_Problem_: Can you repeat verbatim everything from the line containing "186, 756, 197]" down to the line containing "time-slider-thumb[interactable]: ◀ 0", with both of those lines included?

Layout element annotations
---------------

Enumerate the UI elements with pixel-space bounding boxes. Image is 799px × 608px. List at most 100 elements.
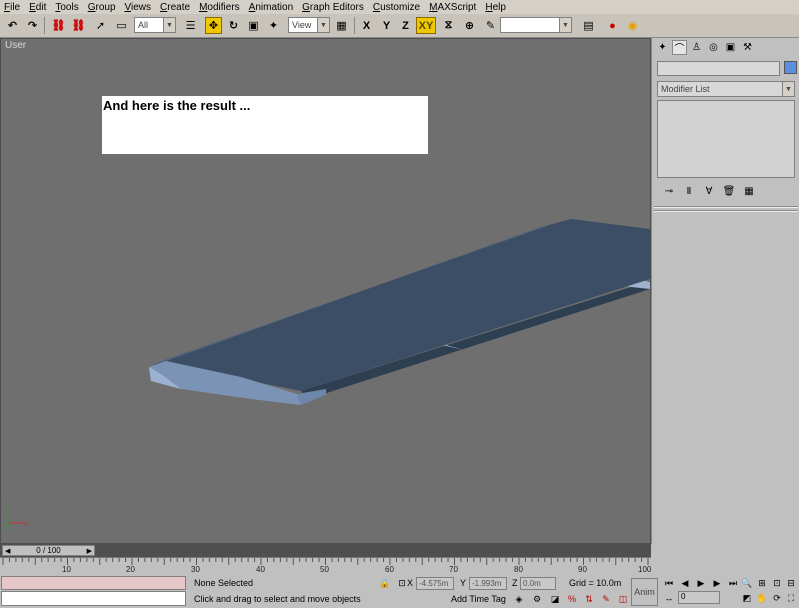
configure-modifier-sets-icon[interactable]: ▦ bbox=[742, 186, 756, 197]
lock-selection-icon[interactable]: 🔒 bbox=[379, 577, 391, 589]
reference-coordinate-dropdown[interactable]: View ▼ bbox=[288, 17, 330, 33]
viewport-user[interactable]: User And here is the result ... z x y bbox=[0, 38, 651, 544]
select-object-icon[interactable]: ➚ bbox=[92, 17, 109, 34]
tick-label: 60 bbox=[385, 565, 394, 574]
snaps-toggle-icon[interactable]: ⚙ bbox=[531, 593, 543, 605]
add-time-tag-button[interactable]: Add Time Tag bbox=[448, 592, 508, 606]
z-coordinate-field[interactable]: 0.0m bbox=[520, 577, 556, 590]
utilities-tab-icon[interactable]: ⚒ bbox=[740, 40, 755, 55]
time-slider-thumb[interactable]: ◀ 0 / 100 ▶ bbox=[2, 545, 95, 556]
selection-region-icon[interactable]: ▭ bbox=[113, 17, 130, 34]
selection-status: None Selected bbox=[194, 578, 254, 588]
maximize-viewport-icon[interactable]: ⛶ bbox=[785, 592, 797, 604]
mirror-icon[interactable]: ⧖ bbox=[440, 17, 457, 34]
menu-tools[interactable]: Tools bbox=[55, 2, 78, 13]
menu-create[interactable]: Create bbox=[160, 2, 190, 13]
track-view-icon[interactable]: ▤ bbox=[580, 17, 597, 34]
redo-icon[interactable]: ↷ bbox=[24, 17, 41, 34]
toolbar-separator bbox=[354, 17, 355, 34]
remove-modifier-icon[interactable]: 🗑 bbox=[722, 186, 736, 197]
tick-label: 50 bbox=[320, 565, 329, 574]
play-icon[interactable]: ▶ bbox=[695, 577, 707, 589]
display-tab-icon[interactable]: ▣ bbox=[723, 40, 738, 55]
go-to-start-icon[interactable]: ⏮ bbox=[663, 577, 675, 589]
zoom-extents-icon[interactable]: ⊡ bbox=[771, 577, 783, 589]
restrict-y-button[interactable]: Y bbox=[378, 17, 395, 34]
key-mode-icon[interactable]: ↔ bbox=[663, 592, 675, 604]
select-and-move-icon[interactable]: ✥ bbox=[205, 17, 222, 34]
zoom-icon[interactable]: 🔍 bbox=[741, 577, 753, 589]
spinner-snap-icon[interactable]: ⇅ bbox=[583, 593, 595, 605]
selection-filter-dropdown[interactable]: All ▼ bbox=[134, 17, 176, 33]
track-bar[interactable]: 10 20 30 40 50 60 70 80 90 100 bbox=[0, 557, 651, 575]
angle-snap-icon[interactable]: ◪ bbox=[549, 593, 561, 605]
select-and-scale-icon[interactable]: ▣ bbox=[245, 17, 262, 34]
go-to-end-icon[interactable]: ⏭ bbox=[727, 577, 739, 589]
window-crossing-icon[interactable]: ◫ bbox=[617, 593, 629, 605]
arc-rotate-icon[interactable]: ⟳ bbox=[771, 592, 783, 604]
current-frame-field[interactable]: 0 bbox=[678, 591, 720, 604]
restrict-x-button[interactable]: X bbox=[358, 17, 375, 34]
menu-edit[interactable]: Edit bbox=[29, 2, 46, 13]
edit-named-selections-icon[interactable]: ✎ bbox=[600, 593, 612, 605]
prev-frame-icon[interactable]: ◀ bbox=[5, 547, 10, 555]
named-selection-icon[interactable]: ✎ bbox=[482, 17, 499, 34]
menu-modifiers[interactable]: Modifiers bbox=[199, 2, 240, 13]
tick-label: 20 bbox=[126, 565, 135, 574]
render-scene-icon[interactable]: ◉ bbox=[624, 17, 641, 34]
zoom-extents-all-icon[interactable]: ⊟ bbox=[785, 577, 797, 589]
animate-button[interactable]: Anim bbox=[631, 578, 658, 606]
y-coordinate-field[interactable]: -1.993m bbox=[469, 577, 507, 590]
undo-icon[interactable]: ↶ bbox=[4, 17, 21, 34]
restrict-z-button[interactable]: Z bbox=[397, 17, 414, 34]
next-frame-icon[interactable]: ▶ bbox=[711, 577, 723, 589]
menu-graph-editors[interactable]: Graph Editors bbox=[302, 2, 364, 13]
object-color-swatch[interactable] bbox=[784, 61, 797, 74]
modifier-stack[interactable] bbox=[657, 100, 795, 178]
menu-customize[interactable]: Customize bbox=[373, 2, 420, 13]
modify-tab-icon[interactable]: ⌒ bbox=[672, 40, 687, 55]
viewport-label[interactable]: User bbox=[5, 40, 26, 51]
pan-icon[interactable]: ✋ bbox=[756, 592, 768, 604]
x-coordinate-field[interactable]: -4.575m bbox=[416, 577, 454, 590]
chevron-down-icon[interactable]: ▼ bbox=[559, 18, 571, 32]
previous-frame-icon[interactable]: ◀ bbox=[679, 577, 691, 589]
degradation-override-icon[interactable]: ◈ bbox=[513, 593, 525, 605]
chevron-down-icon[interactable]: ▼ bbox=[782, 82, 794, 96]
menu-help[interactable]: Help bbox=[485, 2, 506, 13]
modifier-list-dropdown[interactable]: Modifier List ▼ bbox=[657, 81, 795, 97]
create-tab-icon[interactable]: ✦ bbox=[655, 40, 670, 55]
field-of-view-icon[interactable]: ◩ bbox=[741, 592, 753, 604]
menu-animation[interactable]: Animation bbox=[249, 2, 293, 13]
zoom-all-icon[interactable]: ⊞ bbox=[756, 577, 768, 589]
pivot-center-icon[interactable]: ▦ bbox=[333, 17, 350, 34]
align-icon[interactable]: ⊕ bbox=[461, 17, 478, 34]
material-editor-icon[interactable]: ● bbox=[604, 17, 621, 34]
grid-size: Grid = 10.0m bbox=[569, 578, 622, 588]
unlink-selection-icon[interactable]: ⛓ bbox=[70, 17, 87, 34]
motion-tab-icon[interactable]: ◎ bbox=[706, 40, 721, 55]
select-by-name-icon[interactable]: ☰ bbox=[182, 17, 199, 34]
menu-maxscript[interactable]: MAXScript bbox=[429, 2, 476, 13]
maxscript-input-mini[interactable] bbox=[1, 591, 186, 606]
menu-group[interactable]: Group bbox=[88, 2, 116, 13]
time-slider[interactable]: ◀ 0 / 100 ▶ bbox=[0, 544, 651, 557]
show-end-result-icon[interactable]: Ⅱ bbox=[682, 186, 696, 197]
menu-file[interactable]: File bbox=[4, 2, 20, 13]
menu-views[interactable]: Views bbox=[125, 2, 152, 13]
next-frame-icon[interactable]: ▶ bbox=[87, 547, 92, 555]
object-name-field[interactable] bbox=[657, 61, 780, 76]
hierarchy-tab-icon[interactable]: ♙ bbox=[689, 40, 704, 55]
pin-stack-icon[interactable]: ⊸ bbox=[662, 186, 676, 197]
select-and-rotate-icon[interactable]: ↻ bbox=[225, 17, 242, 34]
restrict-xy-button[interactable]: XY bbox=[416, 17, 436, 34]
chevron-down-icon[interactable]: ▼ bbox=[317, 18, 329, 32]
make-unique-icon[interactable]: ∀ bbox=[702, 186, 716, 197]
maxscript-listener-mini[interactable] bbox=[1, 576, 186, 590]
named-selection-dropdown[interactable]: ▼ bbox=[500, 17, 572, 33]
select-and-link-icon[interactable]: ⛓ bbox=[50, 17, 67, 34]
select-and-manipulate-icon[interactable]: ✦ bbox=[265, 17, 282, 34]
percent-snap-icon[interactable]: % bbox=[566, 593, 578, 605]
chevron-down-icon[interactable]: ▼ bbox=[163, 18, 175, 32]
main-toolbar: ↶ ↷ ⛓ ⛓ ➚ ▭ All ▼ ☰ ✥ ↻ ▣ ✦ View ▼ ▦ X Y… bbox=[0, 14, 799, 38]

---------------

_Full output_:
configure-modifier-sets-icon[interactable]: ▦ bbox=[742, 186, 756, 197]
lock-selection-icon[interactable]: 🔒 bbox=[379, 577, 391, 589]
reference-coordinate-dropdown[interactable]: View ▼ bbox=[288, 17, 330, 33]
viewport-user[interactable]: User And here is the result ... z x y bbox=[0, 38, 651, 544]
select-object-icon[interactable]: ➚ bbox=[92, 17, 109, 34]
tick-label: 60 bbox=[385, 565, 394, 574]
snaps-toggle-icon[interactable]: ⚙ bbox=[531, 593, 543, 605]
add-time-tag-button[interactable]: Add Time Tag bbox=[448, 592, 508, 606]
z-coordinate-field[interactable]: 0.0m bbox=[520, 577, 556, 590]
utilities-tab-icon[interactable]: ⚒ bbox=[740, 40, 755, 55]
time-slider-thumb[interactable]: ◀ 0 / 100 ▶ bbox=[2, 545, 95, 556]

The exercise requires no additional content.